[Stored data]

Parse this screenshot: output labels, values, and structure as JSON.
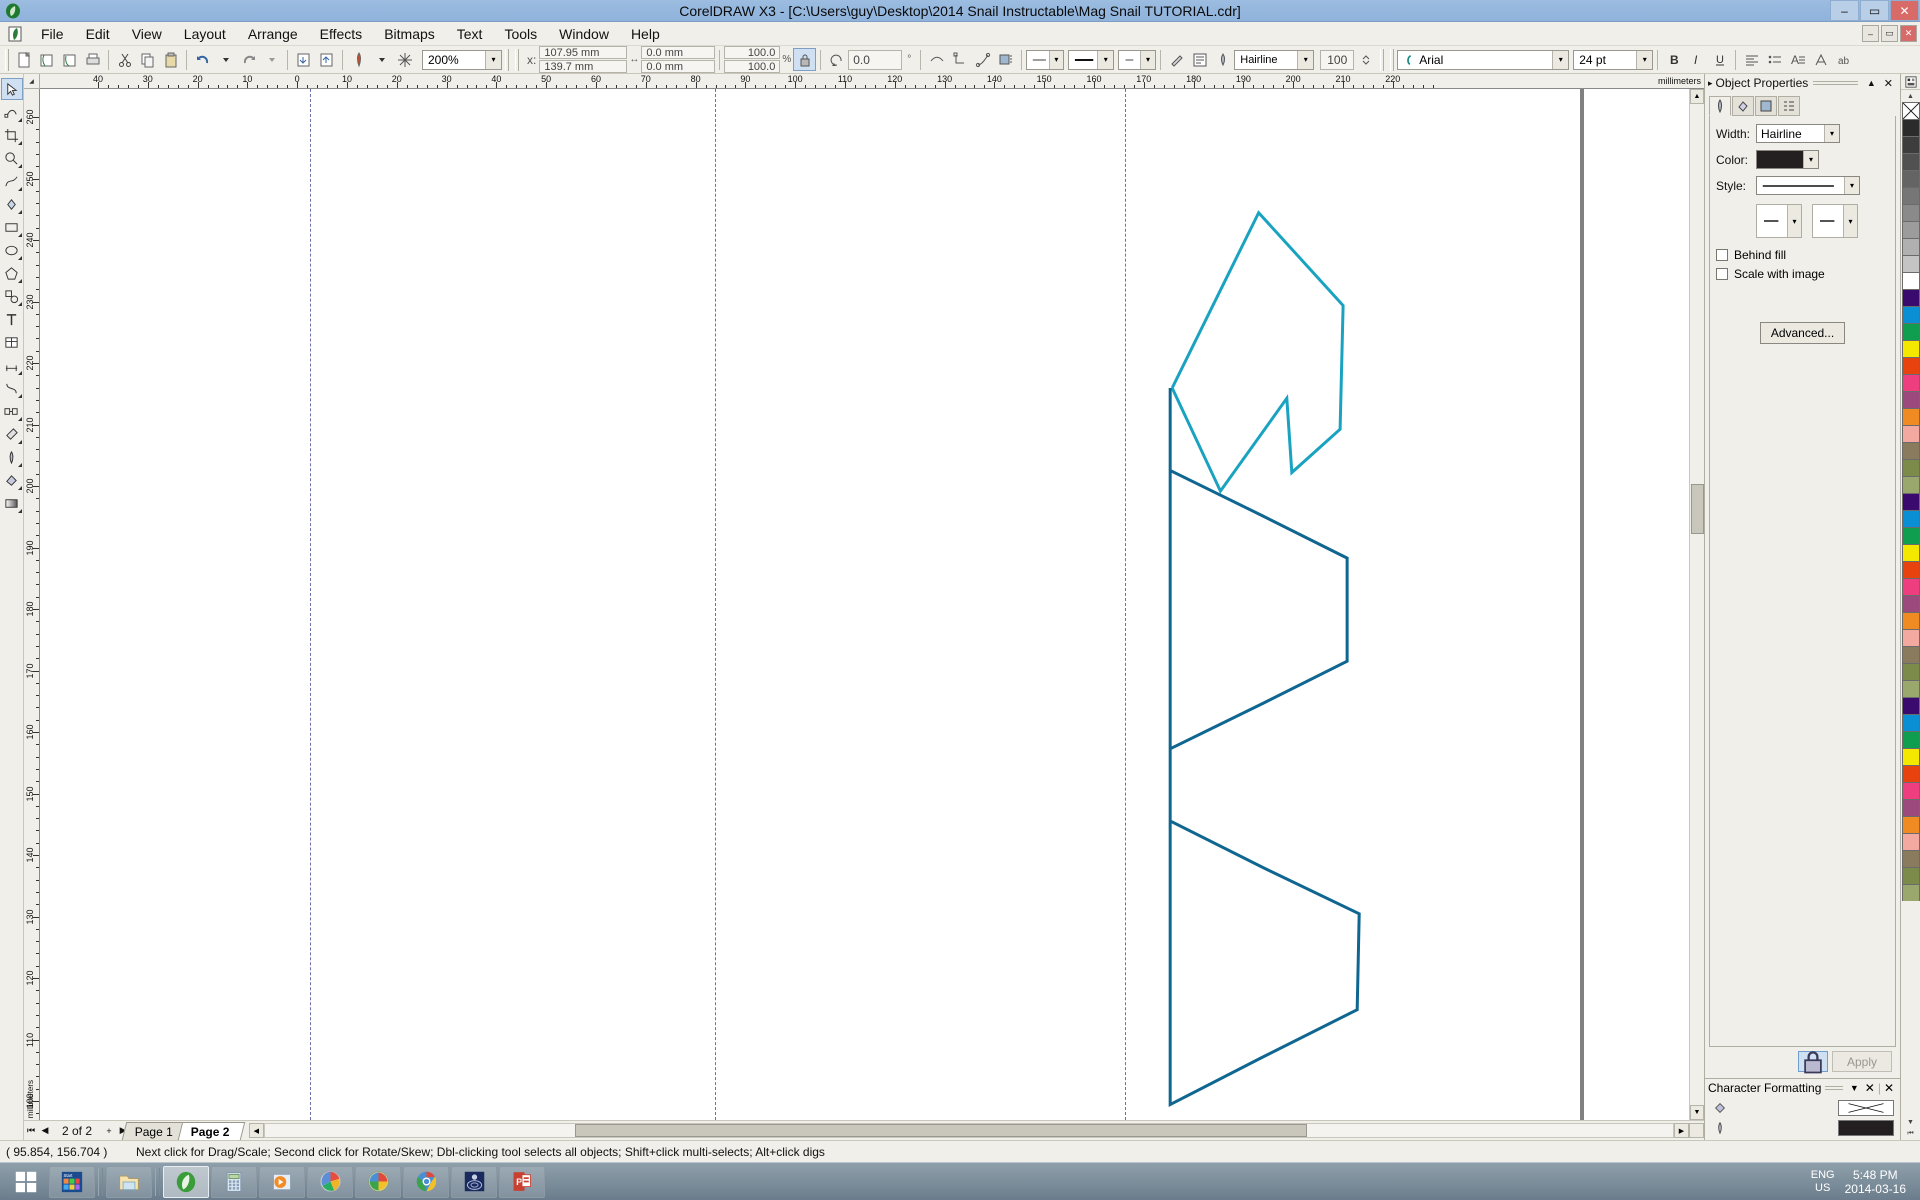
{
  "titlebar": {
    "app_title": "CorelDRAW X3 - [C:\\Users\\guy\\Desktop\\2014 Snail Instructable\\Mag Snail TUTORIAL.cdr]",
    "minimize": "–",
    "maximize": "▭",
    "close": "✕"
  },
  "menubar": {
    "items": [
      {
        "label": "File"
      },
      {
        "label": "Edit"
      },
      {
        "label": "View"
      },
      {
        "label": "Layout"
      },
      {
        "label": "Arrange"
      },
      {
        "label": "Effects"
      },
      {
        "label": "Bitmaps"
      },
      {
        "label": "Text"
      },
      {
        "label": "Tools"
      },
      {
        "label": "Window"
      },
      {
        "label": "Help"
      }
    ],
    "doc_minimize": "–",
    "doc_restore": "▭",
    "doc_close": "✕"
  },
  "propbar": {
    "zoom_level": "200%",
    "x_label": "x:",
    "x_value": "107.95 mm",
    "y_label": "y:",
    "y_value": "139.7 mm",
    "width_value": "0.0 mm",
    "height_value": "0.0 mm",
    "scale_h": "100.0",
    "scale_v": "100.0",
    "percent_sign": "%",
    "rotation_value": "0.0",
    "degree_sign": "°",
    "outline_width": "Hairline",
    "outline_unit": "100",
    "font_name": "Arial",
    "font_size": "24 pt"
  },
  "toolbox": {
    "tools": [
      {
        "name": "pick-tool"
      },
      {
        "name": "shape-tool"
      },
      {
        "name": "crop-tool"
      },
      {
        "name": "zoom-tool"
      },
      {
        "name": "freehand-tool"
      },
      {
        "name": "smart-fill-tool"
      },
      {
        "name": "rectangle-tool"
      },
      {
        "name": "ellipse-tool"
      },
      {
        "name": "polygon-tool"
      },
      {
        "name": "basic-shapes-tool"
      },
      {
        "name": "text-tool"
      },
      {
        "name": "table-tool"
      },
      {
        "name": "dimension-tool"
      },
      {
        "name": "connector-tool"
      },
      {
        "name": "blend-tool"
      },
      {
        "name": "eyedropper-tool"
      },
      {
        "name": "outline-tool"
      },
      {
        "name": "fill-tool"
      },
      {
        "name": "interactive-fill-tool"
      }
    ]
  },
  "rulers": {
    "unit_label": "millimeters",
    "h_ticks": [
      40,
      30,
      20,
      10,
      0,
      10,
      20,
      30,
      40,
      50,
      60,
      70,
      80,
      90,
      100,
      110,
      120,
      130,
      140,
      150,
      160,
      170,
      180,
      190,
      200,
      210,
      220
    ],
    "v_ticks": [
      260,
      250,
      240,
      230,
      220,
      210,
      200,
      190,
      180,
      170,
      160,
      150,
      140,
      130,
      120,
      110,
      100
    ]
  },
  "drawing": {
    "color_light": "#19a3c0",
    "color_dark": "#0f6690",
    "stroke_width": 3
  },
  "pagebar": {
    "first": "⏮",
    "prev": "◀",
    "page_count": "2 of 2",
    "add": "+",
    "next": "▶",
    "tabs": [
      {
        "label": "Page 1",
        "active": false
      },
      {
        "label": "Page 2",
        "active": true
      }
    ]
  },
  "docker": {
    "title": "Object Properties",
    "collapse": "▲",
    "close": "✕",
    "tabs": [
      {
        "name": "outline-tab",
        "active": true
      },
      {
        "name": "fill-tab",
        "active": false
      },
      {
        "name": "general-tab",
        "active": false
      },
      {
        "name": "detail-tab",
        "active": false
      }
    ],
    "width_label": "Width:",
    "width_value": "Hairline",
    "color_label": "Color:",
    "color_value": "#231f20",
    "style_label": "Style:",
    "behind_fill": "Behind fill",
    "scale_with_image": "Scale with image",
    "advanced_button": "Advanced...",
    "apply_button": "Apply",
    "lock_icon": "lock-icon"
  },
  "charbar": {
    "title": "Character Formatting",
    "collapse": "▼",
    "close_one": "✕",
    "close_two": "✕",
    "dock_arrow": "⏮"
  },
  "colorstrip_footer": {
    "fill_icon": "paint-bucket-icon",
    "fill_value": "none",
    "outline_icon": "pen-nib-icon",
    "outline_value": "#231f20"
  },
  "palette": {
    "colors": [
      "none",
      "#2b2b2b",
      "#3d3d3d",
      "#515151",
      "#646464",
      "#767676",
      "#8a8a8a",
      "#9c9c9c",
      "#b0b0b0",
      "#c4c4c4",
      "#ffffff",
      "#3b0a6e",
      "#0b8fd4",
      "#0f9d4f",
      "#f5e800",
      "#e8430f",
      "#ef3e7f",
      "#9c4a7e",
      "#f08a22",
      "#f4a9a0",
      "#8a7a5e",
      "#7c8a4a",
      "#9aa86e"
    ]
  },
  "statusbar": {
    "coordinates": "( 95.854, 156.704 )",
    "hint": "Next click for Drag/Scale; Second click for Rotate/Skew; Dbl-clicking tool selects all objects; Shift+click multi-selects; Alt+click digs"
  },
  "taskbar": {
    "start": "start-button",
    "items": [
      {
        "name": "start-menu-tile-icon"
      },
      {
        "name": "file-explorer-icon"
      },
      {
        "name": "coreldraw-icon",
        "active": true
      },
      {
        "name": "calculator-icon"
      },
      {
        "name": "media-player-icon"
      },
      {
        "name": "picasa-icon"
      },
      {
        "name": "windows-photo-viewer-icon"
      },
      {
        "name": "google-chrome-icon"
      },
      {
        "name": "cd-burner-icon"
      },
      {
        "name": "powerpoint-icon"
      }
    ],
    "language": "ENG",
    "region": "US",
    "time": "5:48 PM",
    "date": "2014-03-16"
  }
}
--
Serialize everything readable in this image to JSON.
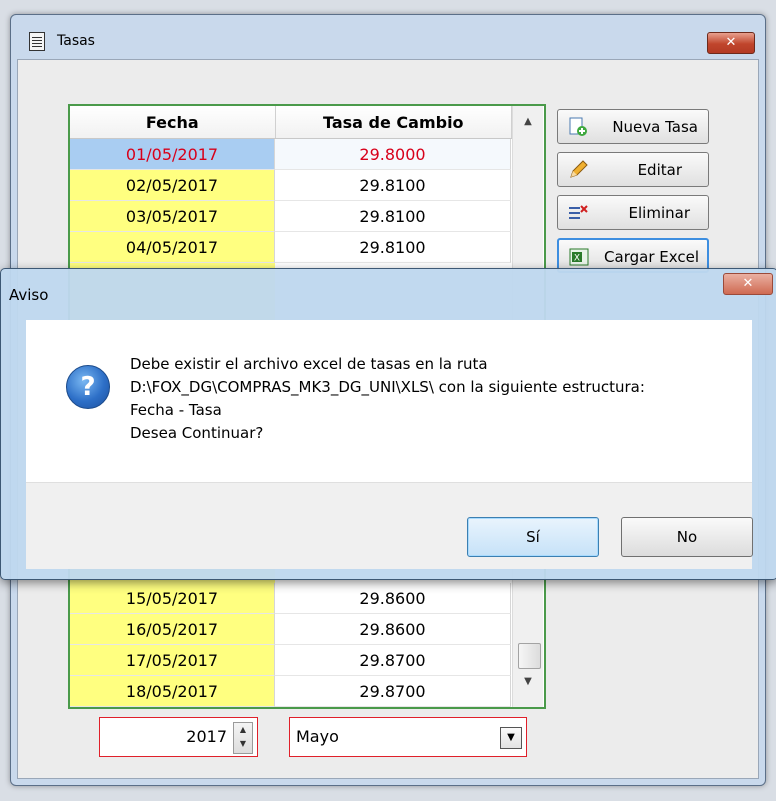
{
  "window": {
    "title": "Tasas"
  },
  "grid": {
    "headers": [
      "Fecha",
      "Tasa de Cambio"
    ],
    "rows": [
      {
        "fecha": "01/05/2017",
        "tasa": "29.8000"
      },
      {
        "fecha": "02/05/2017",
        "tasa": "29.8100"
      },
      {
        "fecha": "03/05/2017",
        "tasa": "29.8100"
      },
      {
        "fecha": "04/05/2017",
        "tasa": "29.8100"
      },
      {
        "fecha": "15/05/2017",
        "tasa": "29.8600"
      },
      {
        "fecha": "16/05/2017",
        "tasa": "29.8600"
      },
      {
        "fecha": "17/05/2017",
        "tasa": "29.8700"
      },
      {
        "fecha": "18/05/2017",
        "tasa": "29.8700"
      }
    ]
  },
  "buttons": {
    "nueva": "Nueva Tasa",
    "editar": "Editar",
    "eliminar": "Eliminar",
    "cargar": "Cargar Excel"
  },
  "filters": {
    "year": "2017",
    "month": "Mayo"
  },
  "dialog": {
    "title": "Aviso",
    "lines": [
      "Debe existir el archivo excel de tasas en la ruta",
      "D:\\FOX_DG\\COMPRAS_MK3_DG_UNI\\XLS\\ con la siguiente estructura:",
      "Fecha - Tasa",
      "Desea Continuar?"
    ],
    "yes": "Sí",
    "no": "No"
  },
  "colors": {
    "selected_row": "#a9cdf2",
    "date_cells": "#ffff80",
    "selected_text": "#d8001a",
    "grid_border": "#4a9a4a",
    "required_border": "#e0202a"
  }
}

» WHAT TO WORK ON: Locate all lines that include the word "this" and copy them out.

» COMPLETE OUTPUT:
Parse this screenshot: output labels, values, and structure as JSON.
Serialize everything readable in this image to JSON.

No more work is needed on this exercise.